=== Given exercise ===
Skip the images and return the records below exactly.

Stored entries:

** Begin **

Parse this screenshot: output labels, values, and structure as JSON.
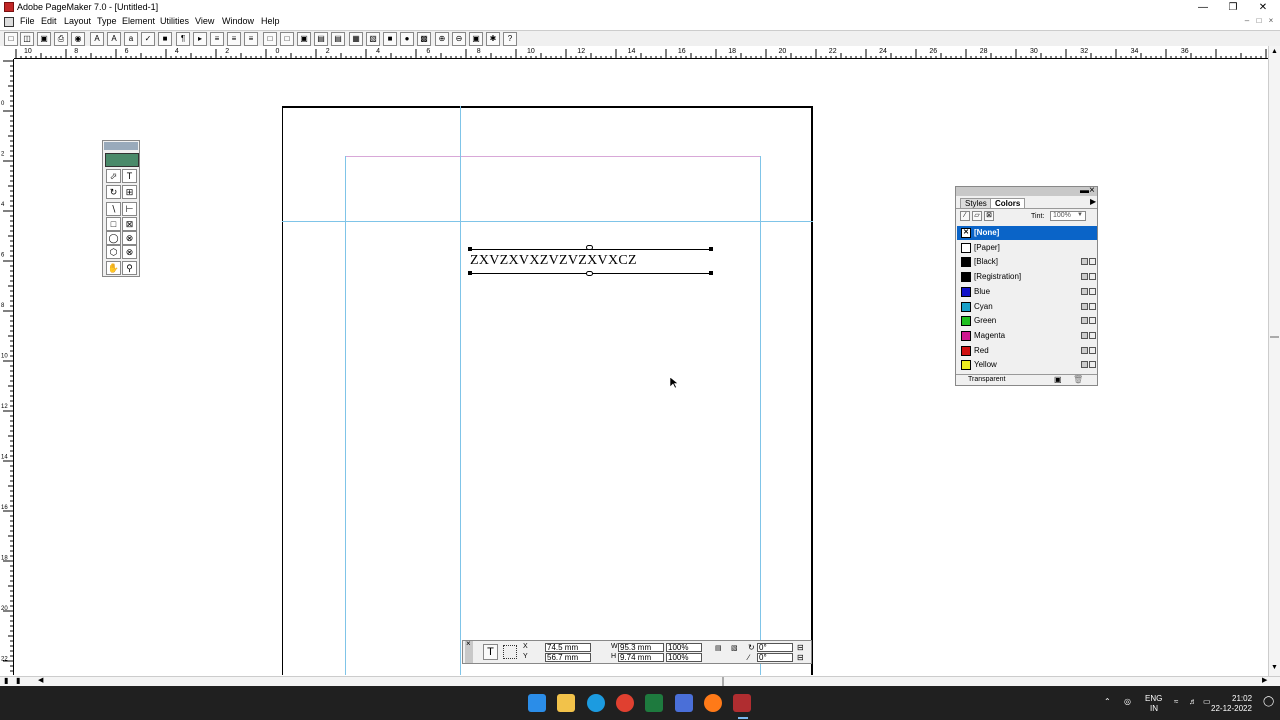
{
  "titlebar": {
    "title": "Adobe PageMaker 7.0 - [Untitled-1]",
    "minimize": "—",
    "maximize": "❐",
    "close": "✕"
  },
  "menubar": {
    "items": [
      "File",
      "Edit",
      "Layout",
      "Type",
      "Element",
      "Utilities",
      "View",
      "Window",
      "Help"
    ]
  },
  "ruler": {
    "h_labels": [
      "10",
      "8",
      "6",
      "4",
      "2",
      "0",
      "2",
      "4",
      "6",
      "8",
      "10",
      "12",
      "14",
      "16",
      "18",
      "20",
      "22",
      "24",
      "26",
      "28",
      "30",
      "32",
      "34",
      "36"
    ],
    "v_labels": [
      "0",
      "2",
      "4",
      "6",
      "8",
      "10",
      "12",
      "14",
      "16",
      "18",
      "20",
      "22"
    ]
  },
  "document": {
    "text": "ZXVZXVXZVZVZXVXCZ"
  },
  "colors_palette": {
    "tabs": [
      "Styles",
      "Colors"
    ],
    "tint_label": "Tint:",
    "tint_value": "100%",
    "footer_label": "Transparent",
    "colors": [
      {
        "name": "[None]",
        "swatch": "#ffffff",
        "selected": true
      },
      {
        "name": "[Paper]",
        "swatch": "#ffffff"
      },
      {
        "name": "[Black]",
        "swatch": "#000000"
      },
      {
        "name": "[Registration]",
        "swatch": "#000000"
      },
      {
        "name": "Blue",
        "swatch": "#1010c8"
      },
      {
        "name": "Cyan",
        "swatch": "#18a0c8"
      },
      {
        "name": "Green",
        "swatch": "#20c020"
      },
      {
        "name": "Magenta",
        "swatch": "#d01890"
      },
      {
        "name": "Red",
        "swatch": "#d01010"
      },
      {
        "name": "Yellow",
        "swatch": "#f0f020"
      }
    ]
  },
  "control_palette": {
    "x_label": "X",
    "x_value": "74.5 mm",
    "y_label": "Y",
    "y_value": "56.7 mm",
    "w_label": "W",
    "w_value": "95.3 mm",
    "h_label": "H",
    "h_value": "9.74 mm",
    "scale_w": "100%",
    "scale_h": "100%",
    "rotate": "0°",
    "skew": "0°"
  },
  "taskbar": {
    "lang_top": "ENG",
    "lang_bottom": "IN",
    "time": "21:02",
    "date": "22-12-2022"
  }
}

** End **

=== Answer to this problem ===
Parse this screenshot: output labels, values, and structure as JSON.
{
  "titlebar": {
    "title": "Adobe PageMaker 7.0 - [Untitled-1]",
    "minimize": "—",
    "maximize": "❐",
    "close": "✕"
  },
  "menubar": {
    "items": [
      "File",
      "Edit",
      "Layout",
      "Type",
      "Element",
      "Utilities",
      "View",
      "Window",
      "Help"
    ]
  },
  "ruler": {
    "h_labels": [
      "10",
      "8",
      "6",
      "4",
      "2",
      "0",
      "2",
      "4",
      "6",
      "8",
      "10",
      "12",
      "14",
      "16",
      "18",
      "20",
      "22",
      "24",
      "26",
      "28",
      "30",
      "32",
      "34",
      "36"
    ],
    "v_labels": [
      "0",
      "2",
      "4",
      "6",
      "8",
      "10",
      "12",
      "14",
      "16",
      "18",
      "20",
      "22"
    ]
  },
  "document": {
    "text": "ZXVZXVXZVZVZXVXCZ"
  },
  "colors_palette": {
    "tabs": [
      "Styles",
      "Colors"
    ],
    "tint_label": "Tint:",
    "tint_value": "100%",
    "footer_label": "Transparent",
    "colors": [
      {
        "name": "[None]",
        "swatch": "#ffffff",
        "selected": true
      },
      {
        "name": "[Paper]",
        "swatch": "#ffffff"
      },
      {
        "name": "[Black]",
        "swatch": "#000000"
      },
      {
        "name": "[Registration]",
        "swatch": "#000000"
      },
      {
        "name": "Blue",
        "swatch": "#1010c8"
      },
      {
        "name": "Cyan",
        "swatch": "#18a0c8"
      },
      {
        "name": "Green",
        "swatch": "#20c020"
      },
      {
        "name": "Magenta",
        "swatch": "#d01890"
      },
      {
        "name": "Red",
        "swatch": "#d01010"
      },
      {
        "name": "Yellow",
        "swatch": "#f0f020"
      }
    ]
  },
  "control_palette": {
    "x_label": "X",
    "x_value": "74.5 mm",
    "y_label": "Y",
    "y_value": "56.7 mm",
    "w_label": "W",
    "w_value": "95.3 mm",
    "h_label": "H",
    "h_value": "9.74 mm",
    "scale_w": "100%",
    "scale_h": "100%",
    "rotate": "0°",
    "skew": "0°"
  },
  "taskbar": {
    "lang_top": "ENG",
    "lang_bottom": "IN",
    "time": "21:02",
    "date": "22-12-2022"
  }
}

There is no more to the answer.